DO THIS ▸
Exactly reproduce the lines beginning with the line that includes "Convert this screenshot" and ending with the last line of the data.

Data items ▸
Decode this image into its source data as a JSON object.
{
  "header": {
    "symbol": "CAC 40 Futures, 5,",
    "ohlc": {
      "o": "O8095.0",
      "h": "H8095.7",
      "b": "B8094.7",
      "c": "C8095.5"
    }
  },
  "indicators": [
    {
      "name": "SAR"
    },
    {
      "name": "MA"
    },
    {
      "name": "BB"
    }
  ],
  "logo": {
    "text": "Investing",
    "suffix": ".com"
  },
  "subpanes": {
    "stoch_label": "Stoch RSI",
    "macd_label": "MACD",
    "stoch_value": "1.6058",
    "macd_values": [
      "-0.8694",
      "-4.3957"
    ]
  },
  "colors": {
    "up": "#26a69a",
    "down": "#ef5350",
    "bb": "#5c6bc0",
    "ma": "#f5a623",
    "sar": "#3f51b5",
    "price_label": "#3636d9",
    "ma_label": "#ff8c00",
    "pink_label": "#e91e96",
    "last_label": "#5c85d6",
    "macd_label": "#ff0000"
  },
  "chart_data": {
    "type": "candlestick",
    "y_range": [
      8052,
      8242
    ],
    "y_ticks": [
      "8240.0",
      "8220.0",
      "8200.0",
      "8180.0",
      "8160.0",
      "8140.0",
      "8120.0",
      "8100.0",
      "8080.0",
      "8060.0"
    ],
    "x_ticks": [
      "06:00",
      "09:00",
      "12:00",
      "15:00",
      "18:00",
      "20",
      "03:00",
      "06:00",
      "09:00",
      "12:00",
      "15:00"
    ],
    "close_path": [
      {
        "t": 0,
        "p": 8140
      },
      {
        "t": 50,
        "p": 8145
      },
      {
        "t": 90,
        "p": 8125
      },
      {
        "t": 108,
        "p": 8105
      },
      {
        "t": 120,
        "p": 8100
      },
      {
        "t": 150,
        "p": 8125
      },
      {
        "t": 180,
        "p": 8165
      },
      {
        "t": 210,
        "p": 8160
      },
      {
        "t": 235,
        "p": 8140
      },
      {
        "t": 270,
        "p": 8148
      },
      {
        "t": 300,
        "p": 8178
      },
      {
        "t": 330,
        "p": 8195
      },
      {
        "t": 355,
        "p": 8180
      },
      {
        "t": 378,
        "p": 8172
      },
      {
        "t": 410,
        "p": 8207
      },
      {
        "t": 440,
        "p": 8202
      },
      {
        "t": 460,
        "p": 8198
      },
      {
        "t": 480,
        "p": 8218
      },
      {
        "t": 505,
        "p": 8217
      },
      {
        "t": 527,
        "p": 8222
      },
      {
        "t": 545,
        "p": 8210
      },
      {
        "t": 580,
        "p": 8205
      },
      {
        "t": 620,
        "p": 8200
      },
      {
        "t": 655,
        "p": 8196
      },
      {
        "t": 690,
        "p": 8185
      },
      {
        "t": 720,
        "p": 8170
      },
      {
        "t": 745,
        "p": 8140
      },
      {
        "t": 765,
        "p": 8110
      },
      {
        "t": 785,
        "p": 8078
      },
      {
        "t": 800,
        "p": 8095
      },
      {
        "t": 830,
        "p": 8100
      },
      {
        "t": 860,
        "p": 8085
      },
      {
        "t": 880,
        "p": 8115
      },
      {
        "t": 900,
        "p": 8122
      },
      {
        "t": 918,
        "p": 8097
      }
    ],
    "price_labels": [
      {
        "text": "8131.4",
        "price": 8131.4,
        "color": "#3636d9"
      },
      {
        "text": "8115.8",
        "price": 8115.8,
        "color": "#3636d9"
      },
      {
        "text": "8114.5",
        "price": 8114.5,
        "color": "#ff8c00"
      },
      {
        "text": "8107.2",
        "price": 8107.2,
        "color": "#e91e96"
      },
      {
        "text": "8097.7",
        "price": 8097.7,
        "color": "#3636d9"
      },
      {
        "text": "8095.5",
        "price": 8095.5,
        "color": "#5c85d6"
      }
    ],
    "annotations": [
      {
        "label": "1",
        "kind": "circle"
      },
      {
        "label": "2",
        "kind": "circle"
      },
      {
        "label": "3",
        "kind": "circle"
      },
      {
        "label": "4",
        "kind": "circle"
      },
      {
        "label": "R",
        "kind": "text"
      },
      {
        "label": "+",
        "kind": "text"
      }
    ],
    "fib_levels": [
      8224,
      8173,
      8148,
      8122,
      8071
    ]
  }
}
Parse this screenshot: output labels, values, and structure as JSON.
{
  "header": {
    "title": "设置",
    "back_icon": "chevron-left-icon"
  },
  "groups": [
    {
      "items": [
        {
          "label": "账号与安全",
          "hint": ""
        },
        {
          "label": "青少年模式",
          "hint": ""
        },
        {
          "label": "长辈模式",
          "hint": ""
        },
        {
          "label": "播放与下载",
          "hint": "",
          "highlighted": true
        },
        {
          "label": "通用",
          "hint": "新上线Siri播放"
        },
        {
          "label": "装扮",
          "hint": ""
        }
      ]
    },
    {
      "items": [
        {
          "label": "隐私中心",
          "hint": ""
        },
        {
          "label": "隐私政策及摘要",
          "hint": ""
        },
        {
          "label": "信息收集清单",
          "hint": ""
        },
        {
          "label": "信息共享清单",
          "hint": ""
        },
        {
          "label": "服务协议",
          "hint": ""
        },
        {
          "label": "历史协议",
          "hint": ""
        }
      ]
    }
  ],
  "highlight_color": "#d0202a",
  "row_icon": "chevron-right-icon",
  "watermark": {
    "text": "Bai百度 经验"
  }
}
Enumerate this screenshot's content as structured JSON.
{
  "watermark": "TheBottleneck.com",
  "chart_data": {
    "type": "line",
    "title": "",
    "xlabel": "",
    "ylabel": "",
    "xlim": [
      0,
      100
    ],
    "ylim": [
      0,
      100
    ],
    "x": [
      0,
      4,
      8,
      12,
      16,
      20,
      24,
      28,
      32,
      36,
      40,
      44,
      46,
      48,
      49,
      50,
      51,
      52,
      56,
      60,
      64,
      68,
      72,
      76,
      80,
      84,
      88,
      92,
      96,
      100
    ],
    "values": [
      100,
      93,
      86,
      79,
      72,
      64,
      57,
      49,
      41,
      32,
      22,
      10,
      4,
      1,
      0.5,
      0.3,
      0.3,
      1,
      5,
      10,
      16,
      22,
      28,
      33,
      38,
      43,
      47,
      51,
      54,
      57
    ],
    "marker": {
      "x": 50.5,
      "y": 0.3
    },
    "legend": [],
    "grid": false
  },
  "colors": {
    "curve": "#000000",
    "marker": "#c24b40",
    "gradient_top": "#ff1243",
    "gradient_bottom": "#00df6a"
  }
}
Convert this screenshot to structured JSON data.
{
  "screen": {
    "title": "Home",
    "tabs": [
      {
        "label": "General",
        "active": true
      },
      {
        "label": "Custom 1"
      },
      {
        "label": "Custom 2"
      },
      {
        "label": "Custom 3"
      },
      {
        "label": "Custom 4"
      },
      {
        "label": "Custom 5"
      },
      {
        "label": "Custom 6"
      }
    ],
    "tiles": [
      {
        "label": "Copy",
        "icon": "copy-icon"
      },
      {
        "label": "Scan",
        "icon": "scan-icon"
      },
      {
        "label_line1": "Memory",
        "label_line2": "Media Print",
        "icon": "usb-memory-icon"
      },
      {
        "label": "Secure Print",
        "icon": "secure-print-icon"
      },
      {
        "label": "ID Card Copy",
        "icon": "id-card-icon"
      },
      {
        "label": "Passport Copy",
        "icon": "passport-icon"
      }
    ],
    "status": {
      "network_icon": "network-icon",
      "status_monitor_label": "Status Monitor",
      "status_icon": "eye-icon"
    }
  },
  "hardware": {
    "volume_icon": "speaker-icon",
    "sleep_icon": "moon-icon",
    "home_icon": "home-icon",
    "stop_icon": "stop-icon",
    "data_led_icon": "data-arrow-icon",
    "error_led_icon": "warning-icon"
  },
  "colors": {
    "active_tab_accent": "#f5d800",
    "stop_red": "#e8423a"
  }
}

ANSWER TO THE PROBLEM ▸
Convert this screenshot to structured JSON data.
{
  "screen": {
    "title": "Home",
    "tabs": [
      {
        "label": "General",
        "active": true
      },
      {
        "label": "Custom 1"
      },
      {
        "label": "Custom 2"
      },
      {
        "label": "Custom 3"
      },
      {
        "label": "Custom 4"
      },
      {
        "label": "Custom 5"
      },
      {
        "label": "Custom 6"
      }
    ],
    "tiles": [
      {
        "label": "Copy",
        "icon": "copy-icon"
      },
      {
        "label": "Scan",
        "icon": "scan-icon"
      },
      {
        "label_line1": "Memory",
        "label_line2": "Media Print",
        "icon": "usb-memory-icon"
      },
      {
        "label": "Secure Print",
        "icon": "secure-print-icon"
      },
      {
        "label": "ID Card Copy",
        "icon": "id-card-icon"
      },
      {
        "label": "Passport Copy",
        "icon": "passport-icon"
      }
    ],
    "status": {
      "network_icon": "network-icon",
      "status_monitor_label": "Status Monitor",
      "status_icon": "eye-icon"
    }
  },
  "hardware": {
    "volume_icon": "speaker-icon",
    "sleep_icon": "moon-icon",
    "home_icon": "home-icon",
    "stop_icon": "stop-icon",
    "data_led_icon": "data-arrow-icon",
    "error_led_icon": "warning-icon"
  },
  "colors": {
    "active_tab_accent": "#f5d800",
    "stop_red": "#e8423a"
  }
}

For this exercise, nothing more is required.